• **Exercise**
Print each line exactly as it is given.

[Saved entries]
**********

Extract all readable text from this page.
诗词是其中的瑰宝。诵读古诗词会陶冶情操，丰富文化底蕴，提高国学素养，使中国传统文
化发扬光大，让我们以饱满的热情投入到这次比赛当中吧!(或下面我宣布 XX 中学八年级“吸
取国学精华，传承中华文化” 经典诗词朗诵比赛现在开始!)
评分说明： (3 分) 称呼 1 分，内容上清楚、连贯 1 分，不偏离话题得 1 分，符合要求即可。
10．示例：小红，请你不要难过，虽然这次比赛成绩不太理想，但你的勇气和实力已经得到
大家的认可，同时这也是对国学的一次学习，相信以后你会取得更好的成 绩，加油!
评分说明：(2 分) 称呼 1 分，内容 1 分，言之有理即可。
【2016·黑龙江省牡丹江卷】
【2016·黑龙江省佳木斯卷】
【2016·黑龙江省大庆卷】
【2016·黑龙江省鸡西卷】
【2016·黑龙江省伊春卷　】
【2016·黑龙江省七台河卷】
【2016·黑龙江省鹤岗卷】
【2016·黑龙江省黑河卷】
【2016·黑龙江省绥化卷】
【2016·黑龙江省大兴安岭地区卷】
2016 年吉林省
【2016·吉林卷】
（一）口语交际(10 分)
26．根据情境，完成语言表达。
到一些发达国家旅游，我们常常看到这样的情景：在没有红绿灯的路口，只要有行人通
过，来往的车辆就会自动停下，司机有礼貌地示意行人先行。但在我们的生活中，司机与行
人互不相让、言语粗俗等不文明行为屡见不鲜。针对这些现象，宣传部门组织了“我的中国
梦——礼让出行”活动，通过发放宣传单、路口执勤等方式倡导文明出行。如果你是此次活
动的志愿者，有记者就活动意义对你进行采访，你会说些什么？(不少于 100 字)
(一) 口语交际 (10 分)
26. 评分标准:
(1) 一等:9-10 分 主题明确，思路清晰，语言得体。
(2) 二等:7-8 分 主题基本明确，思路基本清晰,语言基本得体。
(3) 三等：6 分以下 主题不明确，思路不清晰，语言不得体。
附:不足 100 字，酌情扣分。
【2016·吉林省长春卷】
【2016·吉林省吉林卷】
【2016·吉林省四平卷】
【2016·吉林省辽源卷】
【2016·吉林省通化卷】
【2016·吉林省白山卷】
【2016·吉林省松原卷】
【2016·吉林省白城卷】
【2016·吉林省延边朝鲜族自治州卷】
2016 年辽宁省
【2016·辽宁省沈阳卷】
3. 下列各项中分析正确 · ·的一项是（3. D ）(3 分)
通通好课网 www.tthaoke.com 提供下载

**********

• **Task result**
Extract all readable text from this page.
诗词是其中的瑰宝。诵读古诗词会陶冶情操，丰富文化底蕴，提高国学素养，使中国传统文
化发扬光大，让我们以饱满的热情投入到这次比赛当中吧!(或下面我宣布 XX 中学八年级“吸
取国学精华，传承中华文化” 经典诗词朗诵比赛现在开始!)
评分说明： (3 分) 称呼 1 分，内容上清楚、连贯 1 分，不偏离话题得 1 分，符合要求即可。
10．示例：小红，请你不要难过，虽然这次比赛成绩不太理想，但你的勇气和实力已经得到
大家的认可，同时这也是对国学的一次学习，相信以后你会取得更好的成 绩，加油!
评分说明：(2 分) 称呼 1 分，内容 1 分，言之有理即可。
【2016·黑龙江省牡丹江卷】
【2016·黑龙江省佳木斯卷】
【2016·黑龙江省大庆卷】
【2016·黑龙江省鸡西卷】
【2016·黑龙江省伊春卷　】
【2016·黑龙江省七台河卷】
【2016·黑龙江省鹤岗卷】
【2016·黑龙江省黑河卷】
【2016·黑龙江省绥化卷】
【2016·黑龙江省大兴安岭地区卷】
2016 年吉林省
【2016·吉林卷】
（一）口语交际(10 分)
26．根据情境，完成语言表达。
到一些发达国家旅游，我们常常看到这样的情景：在没有红绿灯的路口，只要有行人通
过，来往的车辆就会自动停下，司机有礼貌地示意行人先行。但在我们的生活中，司机与行
人互不相让、言语粗俗等不文明行为屡见不鲜。针对这些现象，宣传部门组织了“我的中国
梦——礼让出行”活动，通过发放宣传单、路口执勤等方式倡导文明出行。如果你是此次活
动的志愿者，有记者就活动意义对你进行采访，你会说些什么？(不少于 100 字)
(一) 口语交际 (10 分)
26. 评分标准:
(1) 一等:9-10 分 主题明确，思路清晰，语言得体。
(2) 二等:7-8 分 主题基本明确，思路基本清晰,语言基本得体。
(3) 三等：6 分以下 主题不明确，思路不清晰，语言不得体。
附:不足 100 字，酌情扣分。
【2016·吉林省长春卷】
【2016·吉林省吉林卷】
【2016·吉林省四平卷】
【2016·吉林省辽源卷】
【2016·吉林省通化卷】
【2016·吉林省白山卷】
【2016·吉林省松原卷】
【2016·吉林省白城卷】
【2016·吉林省延边朝鲜族自治州卷】
2016 年辽宁省
【2016·辽宁省沈阳卷】
3. 下列各项中分析正确 · ·的一项是（3. D ）(3 分)
通通好课网 www.tthaoke.com 提供下载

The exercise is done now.